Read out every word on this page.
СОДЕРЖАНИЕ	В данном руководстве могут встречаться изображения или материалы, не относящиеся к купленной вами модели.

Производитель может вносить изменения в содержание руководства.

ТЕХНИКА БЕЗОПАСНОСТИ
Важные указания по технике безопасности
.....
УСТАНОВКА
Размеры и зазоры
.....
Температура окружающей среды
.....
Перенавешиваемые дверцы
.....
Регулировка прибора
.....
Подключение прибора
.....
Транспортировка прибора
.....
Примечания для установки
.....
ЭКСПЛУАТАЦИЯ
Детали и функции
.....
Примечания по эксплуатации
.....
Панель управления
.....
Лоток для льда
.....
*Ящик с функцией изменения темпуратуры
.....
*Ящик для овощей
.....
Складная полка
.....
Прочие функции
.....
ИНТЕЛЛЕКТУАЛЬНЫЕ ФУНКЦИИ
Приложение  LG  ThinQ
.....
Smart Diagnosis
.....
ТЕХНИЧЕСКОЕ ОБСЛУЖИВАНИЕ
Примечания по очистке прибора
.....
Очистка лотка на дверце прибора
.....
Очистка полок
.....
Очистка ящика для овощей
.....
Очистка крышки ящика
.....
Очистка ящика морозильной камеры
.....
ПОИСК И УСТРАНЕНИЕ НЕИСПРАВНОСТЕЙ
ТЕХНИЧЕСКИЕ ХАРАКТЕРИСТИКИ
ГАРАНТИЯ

***

Give the material above again, word for word.

Read out every word on this page.
СОДЕРЖАНИЕ	В данном руководстве могут встречаться изображения или материалы, не относящиеся к купленной вами модели.

Производитель может вносить изменения в содержание руководства.

ТЕХНИКА БЕЗОПАСНОСТИ
Важные указания по технике безопасности
.....
УСТАНОВКА
Размеры и зазоры
.....
Температура окружающей среды
.....
Перенавешиваемые дверцы
.....
Регулировка прибора
.....
Подключение прибора
.....
Транспортировка прибора
.....
Примечания для установки
.....
ЭКСПЛУАТАЦИЯ
Детали и функции
.....
Примечания по эксплуатации
.....
Панель управления
.....
Лоток для льда
.....
*Ящик с функцией изменения темпуратуры
.....
*Ящик для овощей
.....
Складная полка
.....
Прочие функции
.....
ИНТЕЛЛЕКТУАЛЬНЫЕ ФУНКЦИИ
Приложение  LG  ThinQ
.....
Smart Diagnosis
.....
ТЕХНИЧЕСКОЕ ОБСЛУЖИВАНИЕ
Примечания по очистке прибора
.....
Очистка лотка на дверце прибора
.....
Очистка полок
.....
Очистка ящика для овощей
.....
Очистка крышки ящика
.....
Очистка ящика морозильной камеры
.....
ПОИСК И УСТРАНЕНИЕ НЕИСПРАВНОСТЕЙ
ТЕХНИЧЕСКИЕ ХАРАКТЕРИСТИКИ
ГАРАНТИЯ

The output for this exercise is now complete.